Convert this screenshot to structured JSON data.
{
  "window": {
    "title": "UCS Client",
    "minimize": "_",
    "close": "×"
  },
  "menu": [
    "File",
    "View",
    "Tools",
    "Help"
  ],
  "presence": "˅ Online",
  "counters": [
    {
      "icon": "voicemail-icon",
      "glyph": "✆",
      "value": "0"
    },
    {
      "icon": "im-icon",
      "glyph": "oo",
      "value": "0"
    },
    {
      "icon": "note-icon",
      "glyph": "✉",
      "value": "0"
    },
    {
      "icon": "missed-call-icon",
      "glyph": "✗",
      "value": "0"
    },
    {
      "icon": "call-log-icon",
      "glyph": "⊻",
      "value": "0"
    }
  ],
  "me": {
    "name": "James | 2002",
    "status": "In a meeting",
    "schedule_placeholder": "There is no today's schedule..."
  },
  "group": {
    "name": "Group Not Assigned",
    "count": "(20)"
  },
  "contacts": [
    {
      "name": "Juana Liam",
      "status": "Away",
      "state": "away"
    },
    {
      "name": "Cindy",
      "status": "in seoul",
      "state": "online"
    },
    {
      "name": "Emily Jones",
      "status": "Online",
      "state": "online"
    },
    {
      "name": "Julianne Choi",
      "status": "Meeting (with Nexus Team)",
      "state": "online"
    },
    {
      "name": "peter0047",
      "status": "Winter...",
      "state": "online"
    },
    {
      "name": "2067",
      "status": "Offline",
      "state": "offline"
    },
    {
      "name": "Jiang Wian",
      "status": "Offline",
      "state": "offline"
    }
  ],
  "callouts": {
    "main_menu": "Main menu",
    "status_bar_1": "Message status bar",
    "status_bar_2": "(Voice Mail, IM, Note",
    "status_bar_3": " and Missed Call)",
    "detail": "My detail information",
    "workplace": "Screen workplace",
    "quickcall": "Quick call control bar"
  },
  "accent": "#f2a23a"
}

++++++++++

**PROBLEM:**
Copy out the full set of records precisely, leaving nothing out.

**THE ANSWER:**
Convert this screenshot to structured JSON data.
{
  "window": {
    "title": "UCS Client",
    "minimize": "_",
    "close": "×"
  },
  "menu": [
    "File",
    "View",
    "Tools",
    "Help"
  ],
  "presence": "˅ Online",
  "counters": [
    {
      "icon": "voicemail-icon",
      "glyph": "✆",
      "value": "0"
    },
    {
      "icon": "im-icon",
      "glyph": "oo",
      "value": "0"
    },
    {
      "icon": "note-icon",
      "glyph": "✉",
      "value": "0"
    },
    {
      "icon": "missed-call-icon",
      "glyph": "✗",
      "value": "0"
    },
    {
      "icon": "call-log-icon",
      "glyph": "⊻",
      "value": "0"
    }
  ],
  "me": {
    "name": "James | 2002",
    "status": "In a meeting",
    "schedule_placeholder": "There is no today's schedule..."
  },
  "group": {
    "name": "Group Not Assigned",
    "count": "(20)"
  },
  "contacts": [
    {
      "name": "Juana Liam",
      "status": "Away",
      "state": "away"
    },
    {
      "name": "Cindy",
      "status": "in seoul",
      "state": "online"
    },
    {
      "name": "Emily Jones",
      "status": "Online",
      "state": "online"
    },
    {
      "name": "Julianne Choi",
      "status": "Meeting (with Nexus Team)",
      "state": "online"
    },
    {
      "name": "peter0047",
      "status": "Winter...",
      "state": "online"
    },
    {
      "name": "2067",
      "status": "Offline",
      "state": "offline"
    },
    {
      "name": "Jiang Wian",
      "status": "Offline",
      "state": "offline"
    }
  ],
  "callouts": {
    "main_menu": "Main menu",
    "status_bar_1": "Message status bar",
    "status_bar_2": "(Voice Mail, IM, Note",
    "status_bar_3": " and Missed Call)",
    "detail": "My detail information",
    "workplace": "Screen workplace",
    "quickcall": "Quick call control bar"
  },
  "accent": "#f2a23a"
}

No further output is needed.